| The input |

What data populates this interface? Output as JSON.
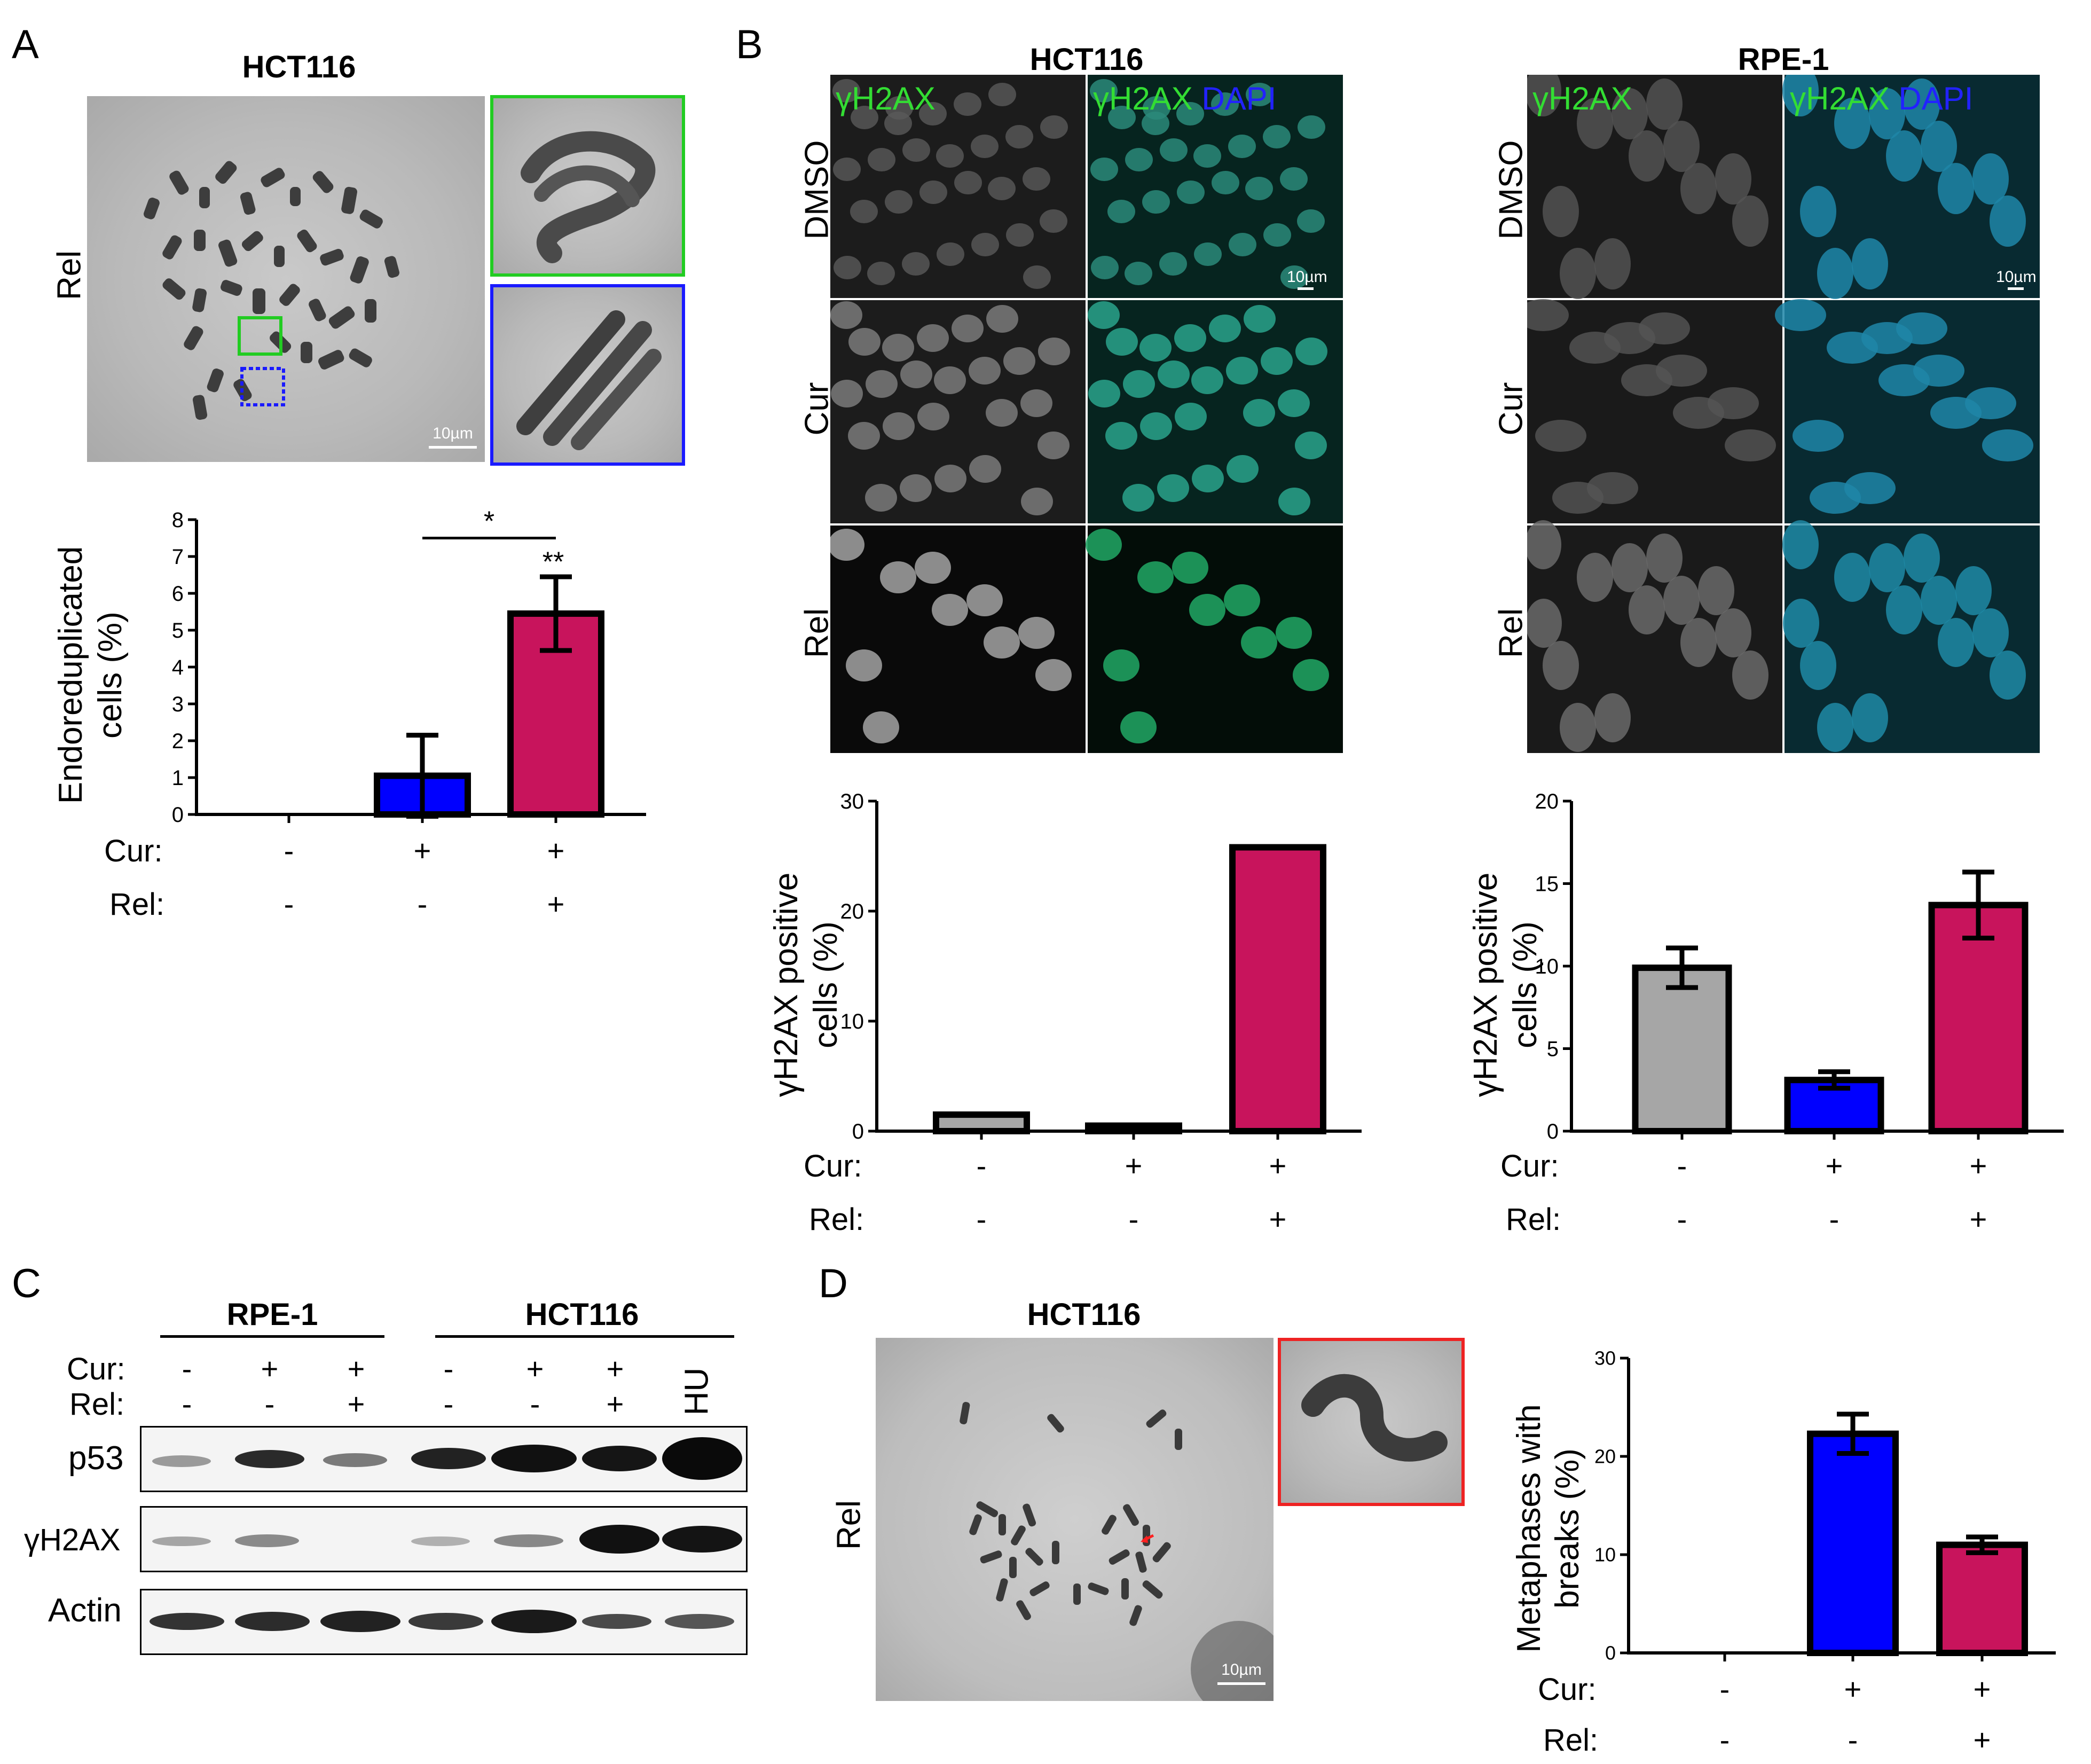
{
  "panels": {
    "a": "A",
    "b": "B",
    "c": "C",
    "d": "D"
  },
  "panel_a": {
    "title": "HCT116",
    "row_label": "Rel",
    "scale": "10µm",
    "chart": {
      "ylabel_line1": "Endoreduplicated",
      "ylabel_line2": "cells (%)",
      "yticks": [
        "0",
        "1",
        "2",
        "3",
        "4",
        "5",
        "6",
        "7",
        "8"
      ],
      "sig_bracket": "*",
      "sig_bar": "**"
    }
  },
  "panel_b": {
    "hct_title": "HCT116",
    "rpe_title": "RPE-1",
    "chan1": "γH2AX",
    "chan2a": "γH2AX",
    "chan2b": "DAPI",
    "rows": [
      "DMSO",
      "Cur",
      "Rel"
    ],
    "scale": "10µm",
    "hct_chart": {
      "ylabel_line1": "γH2AX positive",
      "ylabel_line2": "cells (%)",
      "yticks": [
        "0",
        "10",
        "20",
        "30"
      ]
    },
    "rpe_chart": {
      "ylabel_line1": "γH2AX positive",
      "ylabel_line2": "cells (%)",
      "yticks": [
        "0",
        "5",
        "10",
        "15",
        "20"
      ]
    }
  },
  "panel_c": {
    "rpe_title": "RPE-1",
    "hct_title": "HCT116",
    "cur_label": "Cur:",
    "rel_label": "Rel:",
    "cur_vals": [
      "-",
      "+",
      "+",
      "-",
      "+",
      "+"
    ],
    "rel_vals": [
      "-",
      "-",
      "+",
      "-",
      "-",
      "+"
    ],
    "hu_label": "HU",
    "rows": [
      "p53",
      "γH2AX",
      "Actin"
    ]
  },
  "panel_d": {
    "title": "HCT116",
    "row_label": "Rel",
    "scale": "10µm",
    "chart": {
      "ylabel_line1": "Metaphases with",
      "ylabel_line2": "breaks (%)",
      "yticks": [
        "0",
        "10",
        "20",
        "30"
      ]
    }
  },
  "conditions": {
    "cur_label": "Cur:",
    "rel_label": "Rel:",
    "cur": [
      "-",
      "+",
      "+"
    ],
    "rel": [
      "-",
      "-",
      "+"
    ]
  },
  "chart_data": [
    {
      "type": "bar",
      "title": "HCT116",
      "ylabel": "Endoreduplicated cells (%)",
      "categories": [
        "- / -",
        "+ / -",
        "+ / +"
      ],
      "values": [
        0,
        1.05,
        5.45
      ],
      "errors": [
        0,
        1.1,
        1.0
      ],
      "ylim": [
        0,
        8
      ],
      "colors": [
        "#888888",
        "#0000ff",
        "#c8145c"
      ]
    },
    {
      "type": "bar",
      "title": "HCT116",
      "ylabel": "γH2AX positive cells (%)",
      "categories": [
        "- / -",
        "+ / -",
        "+ / +"
      ],
      "values": [
        1.5,
        0.5,
        25.8
      ],
      "ylim": [
        0,
        30
      ],
      "colors": [
        "#a6a6a6",
        "#1a1a1a",
        "#c8145c"
      ]
    },
    {
      "type": "bar",
      "title": "RPE-1",
      "ylabel": "γH2AX positive cells (%)",
      "categories": [
        "- / -",
        "+ / -",
        "+ / +"
      ],
      "values": [
        9.9,
        3.1,
        13.7
      ],
      "errors": [
        1.2,
        0.5,
        2.0
      ],
      "ylim": [
        0,
        20
      ],
      "colors": [
        "#a6a6a6",
        "#0000ff",
        "#c8145c"
      ]
    },
    {
      "type": "bar",
      "title": "HCT116",
      "ylabel": "Metaphases with breaks (%)",
      "categories": [
        "- / -",
        "+ / -",
        "+ / +"
      ],
      "values": [
        0,
        22.3,
        11.0
      ],
      "errors": [
        0,
        2.0,
        0.8
      ],
      "ylim": [
        0,
        30
      ],
      "colors": [
        "#888888",
        "#0000ff",
        "#c8145c"
      ]
    }
  ]
}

| Your task |
Report the number of lines in the listing that include the string "with"; give nothing but the number.

| Result |
2